## WHAT YOU SHOULD DO
Reproduce the entire listing word for word.

## Data entries
⟨
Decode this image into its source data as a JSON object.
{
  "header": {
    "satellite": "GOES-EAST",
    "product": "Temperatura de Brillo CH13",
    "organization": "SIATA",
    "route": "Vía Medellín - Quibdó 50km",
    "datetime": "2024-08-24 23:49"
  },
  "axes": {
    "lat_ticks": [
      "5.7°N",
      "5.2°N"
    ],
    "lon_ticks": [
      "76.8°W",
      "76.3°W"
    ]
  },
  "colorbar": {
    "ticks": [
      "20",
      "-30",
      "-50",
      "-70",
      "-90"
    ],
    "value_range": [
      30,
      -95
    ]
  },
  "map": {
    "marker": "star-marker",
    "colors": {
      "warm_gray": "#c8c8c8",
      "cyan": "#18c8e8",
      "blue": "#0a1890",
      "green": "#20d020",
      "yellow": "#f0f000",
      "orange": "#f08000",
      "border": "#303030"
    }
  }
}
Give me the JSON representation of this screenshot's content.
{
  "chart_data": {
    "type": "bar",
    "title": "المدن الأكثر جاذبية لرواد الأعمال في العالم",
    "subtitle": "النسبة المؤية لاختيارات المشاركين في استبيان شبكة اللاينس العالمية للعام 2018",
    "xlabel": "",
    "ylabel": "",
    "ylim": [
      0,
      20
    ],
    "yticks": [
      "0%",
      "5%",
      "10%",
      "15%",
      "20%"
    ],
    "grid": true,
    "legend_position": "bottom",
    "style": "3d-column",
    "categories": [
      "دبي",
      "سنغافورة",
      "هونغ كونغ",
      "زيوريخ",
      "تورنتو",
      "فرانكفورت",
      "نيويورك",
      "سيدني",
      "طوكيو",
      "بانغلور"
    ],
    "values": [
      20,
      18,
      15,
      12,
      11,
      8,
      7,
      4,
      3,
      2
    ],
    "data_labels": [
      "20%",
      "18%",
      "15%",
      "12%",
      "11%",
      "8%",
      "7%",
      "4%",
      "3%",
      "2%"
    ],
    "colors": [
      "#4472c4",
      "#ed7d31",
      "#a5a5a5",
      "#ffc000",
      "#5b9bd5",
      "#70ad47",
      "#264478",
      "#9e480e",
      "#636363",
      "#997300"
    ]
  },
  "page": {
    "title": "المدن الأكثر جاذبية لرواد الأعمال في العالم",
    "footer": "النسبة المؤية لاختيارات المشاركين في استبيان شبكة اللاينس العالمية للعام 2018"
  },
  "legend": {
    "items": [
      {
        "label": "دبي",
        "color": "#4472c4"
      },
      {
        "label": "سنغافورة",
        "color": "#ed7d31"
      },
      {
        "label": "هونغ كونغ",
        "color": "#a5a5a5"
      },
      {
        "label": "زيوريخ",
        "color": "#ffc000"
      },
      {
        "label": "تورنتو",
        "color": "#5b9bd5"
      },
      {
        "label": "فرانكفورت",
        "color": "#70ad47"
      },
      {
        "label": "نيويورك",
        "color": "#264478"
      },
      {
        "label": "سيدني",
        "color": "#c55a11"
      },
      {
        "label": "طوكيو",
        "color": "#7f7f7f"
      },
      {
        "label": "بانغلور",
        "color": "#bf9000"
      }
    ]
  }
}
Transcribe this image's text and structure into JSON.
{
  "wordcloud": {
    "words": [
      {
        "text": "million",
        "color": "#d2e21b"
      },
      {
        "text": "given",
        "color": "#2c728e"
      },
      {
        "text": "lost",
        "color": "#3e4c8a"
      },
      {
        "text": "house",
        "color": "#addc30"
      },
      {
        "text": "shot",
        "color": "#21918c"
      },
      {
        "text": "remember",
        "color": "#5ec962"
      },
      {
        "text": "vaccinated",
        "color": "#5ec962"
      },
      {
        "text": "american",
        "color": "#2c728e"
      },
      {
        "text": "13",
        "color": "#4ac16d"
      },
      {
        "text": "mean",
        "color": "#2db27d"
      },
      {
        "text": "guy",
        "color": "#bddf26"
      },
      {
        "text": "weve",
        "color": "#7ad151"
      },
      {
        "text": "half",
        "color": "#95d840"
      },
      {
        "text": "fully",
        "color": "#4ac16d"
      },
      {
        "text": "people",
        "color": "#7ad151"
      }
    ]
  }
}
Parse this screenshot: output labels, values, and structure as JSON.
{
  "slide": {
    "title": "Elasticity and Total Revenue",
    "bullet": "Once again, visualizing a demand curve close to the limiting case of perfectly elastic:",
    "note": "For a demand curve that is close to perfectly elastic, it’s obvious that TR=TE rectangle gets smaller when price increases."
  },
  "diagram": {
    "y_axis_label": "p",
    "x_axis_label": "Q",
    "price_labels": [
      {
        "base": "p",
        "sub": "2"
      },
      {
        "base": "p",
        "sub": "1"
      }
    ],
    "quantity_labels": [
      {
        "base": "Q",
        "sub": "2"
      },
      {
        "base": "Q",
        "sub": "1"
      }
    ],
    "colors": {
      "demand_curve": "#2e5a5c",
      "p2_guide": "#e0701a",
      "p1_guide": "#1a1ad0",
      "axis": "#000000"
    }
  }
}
⟩
## CORRECT OUTPUT
Decode this image into its source data as a JSON object.
{
  "header": {
    "satellite": "GOES-EAST",
    "product": "Temperatura de Brillo CH13",
    "organization": "SIATA",
    "route": "Vía Medellín - Quibdó 50km",
    "datetime": "2024-08-24 23:49"
  },
  "axes": {
    "lat_ticks": [
      "5.7°N",
      "5.2°N"
    ],
    "lon_ticks": [
      "76.8°W",
      "76.3°W"
    ]
  },
  "colorbar": {
    "ticks": [
      "20",
      "-30",
      "-50",
      "-70",
      "-90"
    ],
    "value_range": [
      30,
      -95
    ]
  },
  "map": {
    "marker": "star-marker",
    "colors": {
      "warm_gray": "#c8c8c8",
      "cyan": "#18c8e8",
      "blue": "#0a1890",
      "green": "#20d020",
      "yellow": "#f0f000",
      "orange": "#f08000",
      "border": "#303030"
    }
  }
}
Give me the JSON representation of this screenshot's content.
{
  "chart_data": {
    "type": "bar",
    "title": "المدن الأكثر جاذبية لرواد الأعمال في العالم",
    "subtitle": "النسبة المؤية لاختيارات المشاركين في استبيان شبكة اللاينس العالمية للعام 2018",
    "xlabel": "",
    "ylabel": "",
    "ylim": [
      0,
      20
    ],
    "yticks": [
      "0%",
      "5%",
      "10%",
      "15%",
      "20%"
    ],
    "grid": true,
    "legend_position": "bottom",
    "style": "3d-column",
    "categories": [
      "دبي",
      "سنغافورة",
      "هونغ كونغ",
      "زيوريخ",
      "تورنتو",
      "فرانكفورت",
      "نيويورك",
      "سيدني",
      "طوكيو",
      "بانغلور"
    ],
    "values": [
      20,
      18,
      15,
      12,
      11,
      8,
      7,
      4,
      3,
      2
    ],
    "data_labels": [
      "20%",
      "18%",
      "15%",
      "12%",
      "11%",
      "8%",
      "7%",
      "4%",
      "3%",
      "2%"
    ],
    "colors": [
      "#4472c4",
      "#ed7d31",
      "#a5a5a5",
      "#ffc000",
      "#5b9bd5",
      "#70ad47",
      "#264478",
      "#9e480e",
      "#636363",
      "#997300"
    ]
  },
  "page": {
    "title": "المدن الأكثر جاذبية لرواد الأعمال في العالم",
    "footer": "النسبة المؤية لاختيارات المشاركين في استبيان شبكة اللاينس العالمية للعام 2018"
  },
  "legend": {
    "items": [
      {
        "label": "دبي",
        "color": "#4472c4"
      },
      {
        "label": "سنغافورة",
        "color": "#ed7d31"
      },
      {
        "label": "هونغ كونغ",
        "color": "#a5a5a5"
      },
      {
        "label": "زيوريخ",
        "color": "#ffc000"
      },
      {
        "label": "تورنتو",
        "color": "#5b9bd5"
      },
      {
        "label": "فرانكفورت",
        "color": "#70ad47"
      },
      {
        "label": "نيويورك",
        "color": "#264478"
      },
      {
        "label": "سيدني",
        "color": "#c55a11"
      },
      {
        "label": "طوكيو",
        "color": "#7f7f7f"
      },
      {
        "label": "بانغلور",
        "color": "#bf9000"
      }
    ]
  }
}
Transcribe this image's text and structure into JSON.
{
  "wordcloud": {
    "words": [
      {
        "text": "million",
        "color": "#d2e21b"
      },
      {
        "text": "given",
        "color": "#2c728e"
      },
      {
        "text": "lost",
        "color": "#3e4c8a"
      },
      {
        "text": "house",
        "color": "#addc30"
      },
      {
        "text": "shot",
        "color": "#21918c"
      },
      {
        "text": "remember",
        "color": "#5ec962"
      },
      {
        "text": "vaccinated",
        "color": "#5ec962"
      },
      {
        "text": "american",
        "color": "#2c728e"
      },
      {
        "text": "13",
        "color": "#4ac16d"
      },
      {
        "text": "mean",
        "color": "#2db27d"
      },
      {
        "text": "guy",
        "color": "#bddf26"
      },
      {
        "text": "weve",
        "color": "#7ad151"
      },
      {
        "text": "half",
        "color": "#95d840"
      },
      {
        "text": "fully",
        "color": "#4ac16d"
      },
      {
        "text": "people",
        "color": "#7ad151"
      }
    ]
  }
}
Parse this screenshot: output labels, values, and structure as JSON.
{
  "slide": {
    "title": "Elasticity and Total Revenue",
    "bullet": "Once again, visualizing a demand curve close to the limiting case of perfectly elastic:",
    "note": "For a demand curve that is close to perfectly elastic, it’s obvious that TR=TE rectangle gets smaller when price increases."
  },
  "diagram": {
    "y_axis_label": "p",
    "x_axis_label": "Q",
    "price_labels": [
      {
        "base": "p",
        "sub": "2"
      },
      {
        "base": "p",
        "sub": "1"
      }
    ],
    "quantity_labels": [
      {
        "base": "Q",
        "sub": "2"
      },
      {
        "base": "Q",
        "sub": "1"
      }
    ],
    "colors": {
      "demand_curve": "#2e5a5c",
      "p2_guide": "#e0701a",
      "p1_guide": "#1a1ad0",
      "axis": "#000000"
    }
  }
}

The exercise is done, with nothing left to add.